EXERCISE BRIEF> Among the entries below, find how many lines carry the word "decisions" and state only that figure.

RECORDS FOR THIS EXERCISE>

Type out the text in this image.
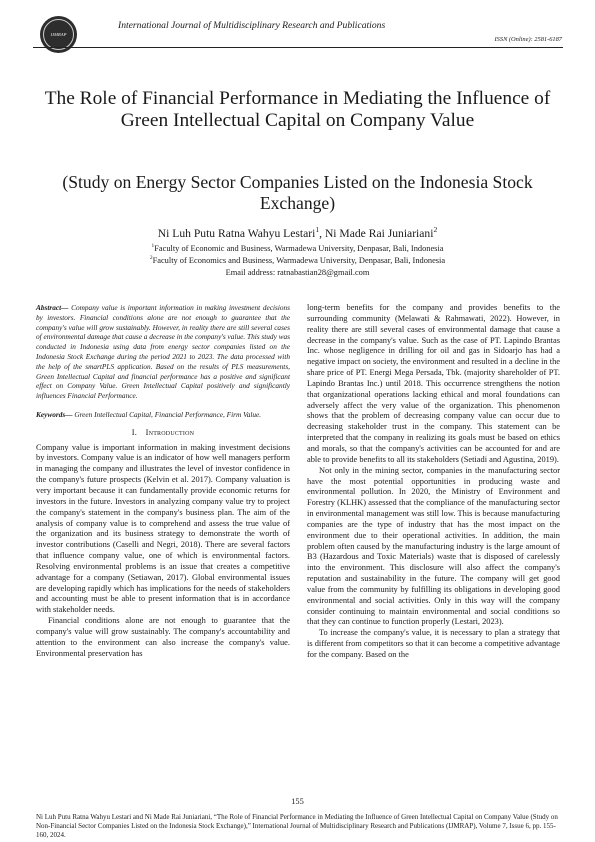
IJMRAP
International Journal of Multidisciplinary Research and Publications
ISSN (Online): 2581-6187
The Role of Financial Performance in Mediating the Influence of Green Intellectual Capital on Company Value
(Study on Energy Sector Companies Listed on the Indonesia Stock Exchange)
Ni Luh Putu Ratna Wahyu Lestari$^1$, Ni Made Rai Juniariani$^2$
$^1$Faculty of Economic and Business, Warmadewa University, Denpasar, Bali, Indonesia
$^2$Faculty of Economics and Business, Warmadewa University, Denpasar, Bali, Indonesia
Email address: ratnabastian28@gmail.com

Abstract— Company value is important information in making investment decisions by investors. Financial conditions alone are not enough to guarantee that the company's value will grow sustainably. However, in reality there are still several cases of environmental damage that cause a decrease in the company's value. This study was conducted in Indonesia using data from energy sector companies listed on the Indonesia Stock Exchange during the period 2021 to 2023. The data processed with the help of the smartPLS application. Based on the results of PLS measurements, Green Intellectual Capital and financial performance has a positive and significant effect on Company Value. Green Intellectual Capital positively and significantly influences Financial Performance.

Keywords— Green Intellectual Capital, Financial Performance, Firm Value.

I.  Introduction

Company value is important information in making investment decisions by investors. Company value is an indicator of how well managers perform in managing the company and illustrates the level of investor confidence in the company's future prospects (Kelvin et al. 2017). Company valuation is very important because it can fundamentally provide economic returns for investors in the future. Investors in analyzing company value try to project the company's statement in the company's business plan. The aim of the analysis of company value is to comprehend and assess the true value of the organization and its business strategy to demonstrate the worth of investor contributions (Caselli and Negri, 2018). There are several factors that influence company value, one of which is environmental factors. Resolving environmental problems is an issue that creates a competitive advantage for a company (Setiawan, 2017). Global environmental issues are developing rapidly which has implications for the needs of stakeholders and accounting must be able to present information that is in accordance with stakeholder needs.

Financial conditions alone are not enough to guarantee that the company's value will grow sustainably. The company's accountability and attention to the environment can also increase the company's value. Environmental preservation has

long-term benefits for the company and provides benefits to the surrounding community (Melawati & Rahmawati, 2022). However, in reality there are still several cases of environmental damage that cause a decrease in the company's value. Such as the case of PT. Lapindo Brantas Inc. whose negligence in drilling for oil and gas in Sidoarjo has had a negative impact on society, the environment and resulted in a decline in the share price of PT. Energi Mega Persada, Tbk. (majority shareholder of PT. Lapindo Brantas Inc.) until 2018. This occurrence strengthens the notion that organizational operations lacking ethical and moral foundations can adversely affect the very value of the organization. This phenomenon shows that the problem of decreasing company value can occur due to decreasing stakeholder trust in the company. This statement can be interpreted that the company in realizing its goals must be based on ethics and morals, so that the company's activities can be accounted for and are able to provide benefits to all its stakeholders (Setiadi and Agustina, 2019).

Not only in the mining sector, companies in the manufacturing sector have the most potential opportunities in producing waste and environmental pollution. In 2020, the Ministry of Environment and Forestry (KLHK) assessed that the compliance of the manufacturing sector in environmental management was still low. This is because manufacturing companies are the type of industry that has the most impact on the environment due to their operational activities. In addition, the main problem often caused by the manufacturing industry is the large amount of B3 (Hazardous and Toxic Materials) waste that is disposed of carelessly into the environment. This disclosure will also affect the company's reputation and sustainability in the future. The company will get good value from the community by fulfilling its obligations in developing good environmental and social activities. Only in this way will the company consider continuing to maintain environmental and social conditions so that they can continue to function properly (Lestari, 2023).

To increase the company's value, it is necessary to plan a strategy that is different from competitors so that it can become a competitive advantage for the company. Based on the

155
Ni Luh Putu Ratna Wahyu Lestari and Ni Made Rai Juniariani, “The Role of Financial Performance in Mediating the Influence of Green Intellectual Capital on Company Value (Study on Non-Financial Sector Companies Listed on the Indonesia Stock Exchange),” International Journal of Multidisciplinary Research and Publications (IJMRAP), Volume 7, Issue 6, pp. 155-160, 2024.
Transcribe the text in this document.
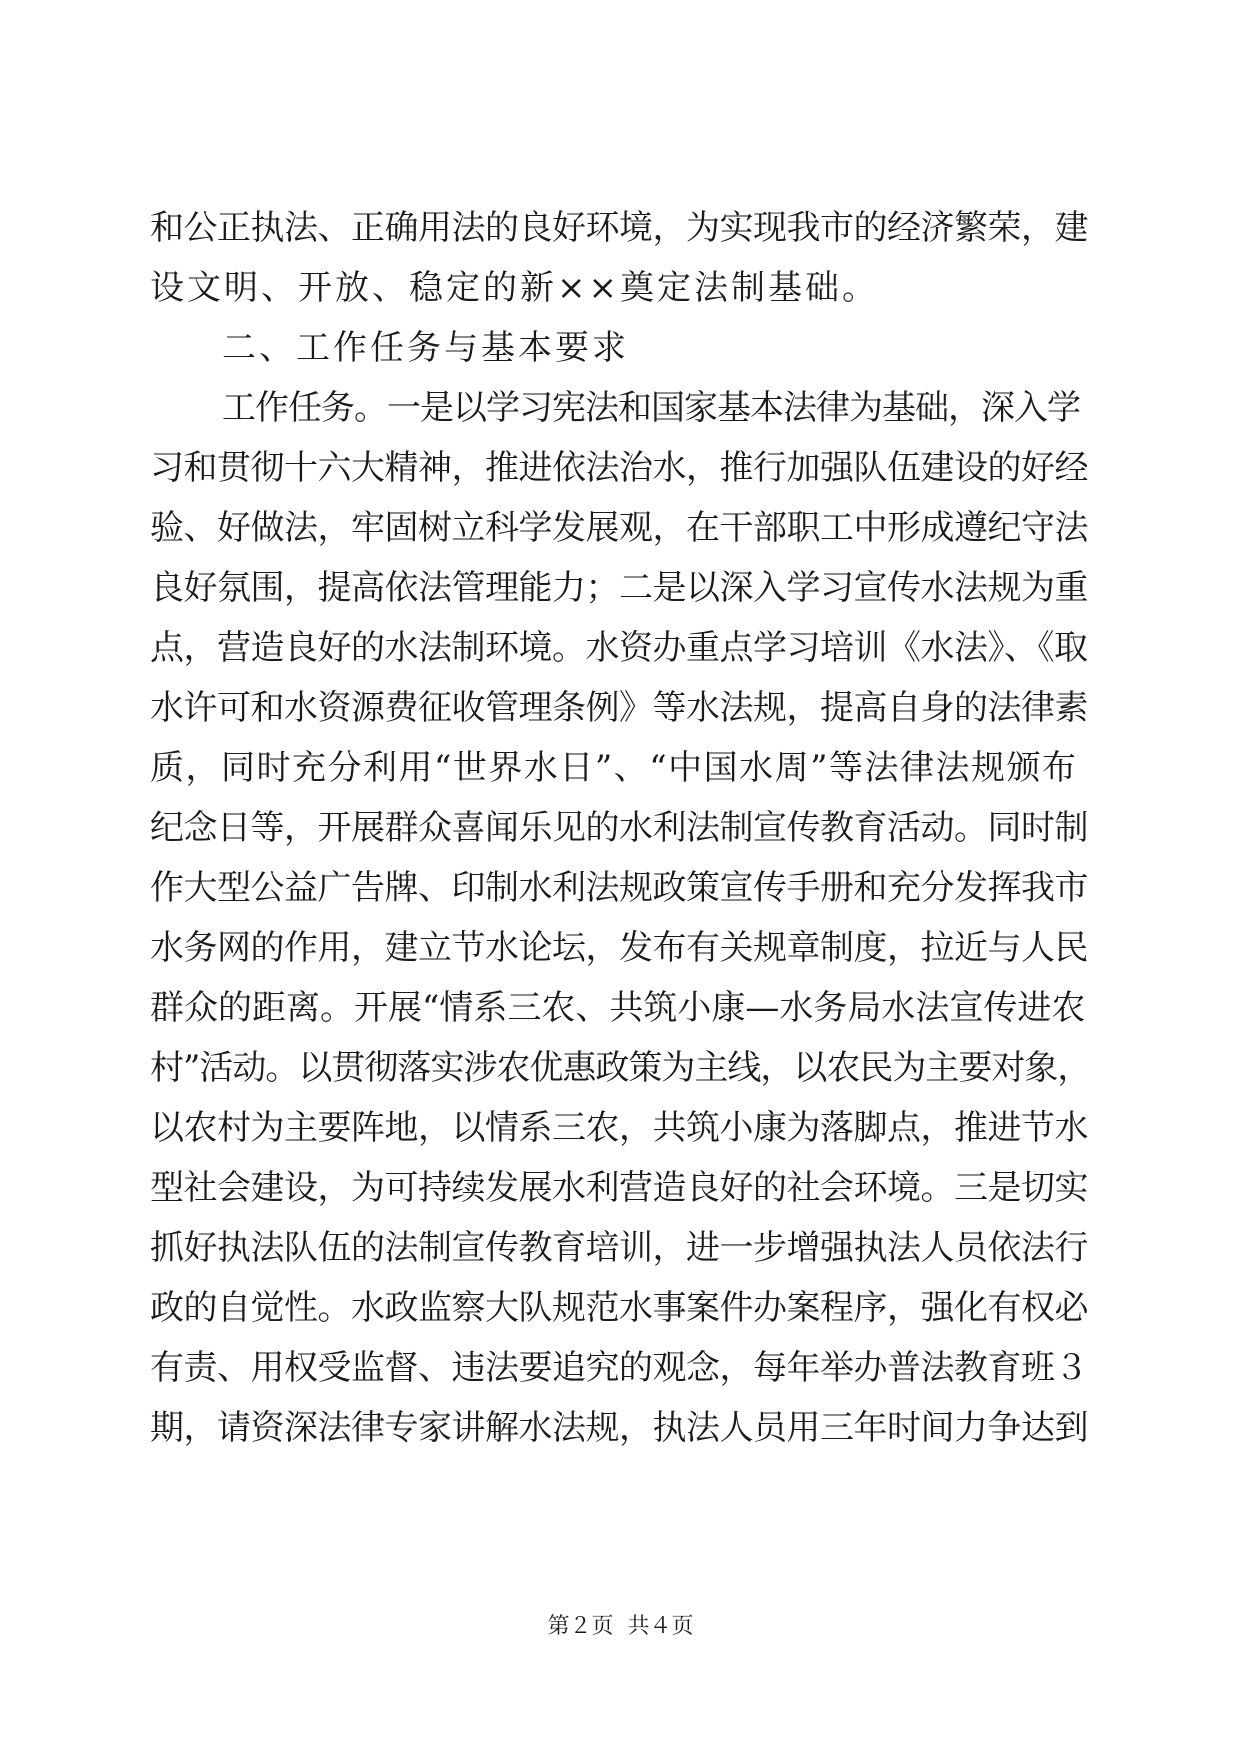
和公正执法、正确用法的良好环境，为实现我市的经济繁荣，建
设文明、开放、稳定的新××奠定法制基础。
二、工作任务与基本要求
工作任务。一是以学习宪法和国家基本法律为基础，深入学
习和贯彻十六大精神，推进依法治水，推行加强队伍建设的好经
验、好做法，牢固树立科学发展观，在干部职工中形成遵纪守法
良好氛围，提高依法管理能力；二是以深入学习宣传水法规为重
点，营造良好的水法制环境。水资办重点学习培训《水法》、《取
水许可和水资源费征收管理条例》等水法规，提高自身的法律素
质，同时充分利用“世界水日”、“中国水周”等法律法规颁布
纪念日等，开展群众喜闻乐见的水利法制宣传教育活动。同时制
作大型公益广告牌、印制水利法规政策宣传手册和充分发挥我市
水务网的作用，建立节水论坛，发布有关规章制度，拉近与人民
群众的距离。开展“情系三农、共筑小康—水务局水法宣传进农
村”活动。以贯彻落实涉农优惠政策为主线，以农民为主要对象，
以农村为主要阵地，以情系三农，共筑小康为落脚点，推进节水
型社会建设，为可持续发展水利营造良好的社会环境。三是切实
抓好执法队伍的法制宣传教育培训，进一步增强执法人员依法行
政的自觉性。水政监察大队规范水事案件办案程序，强化有权必
有责、用权受监督、违法要追究的观念，每年举办普法教育班３
期，请资深法律专家讲解水法规，执法人员用三年时间力争达到
第２页  共４页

SOLUTION TO THIS PROBLEM> 2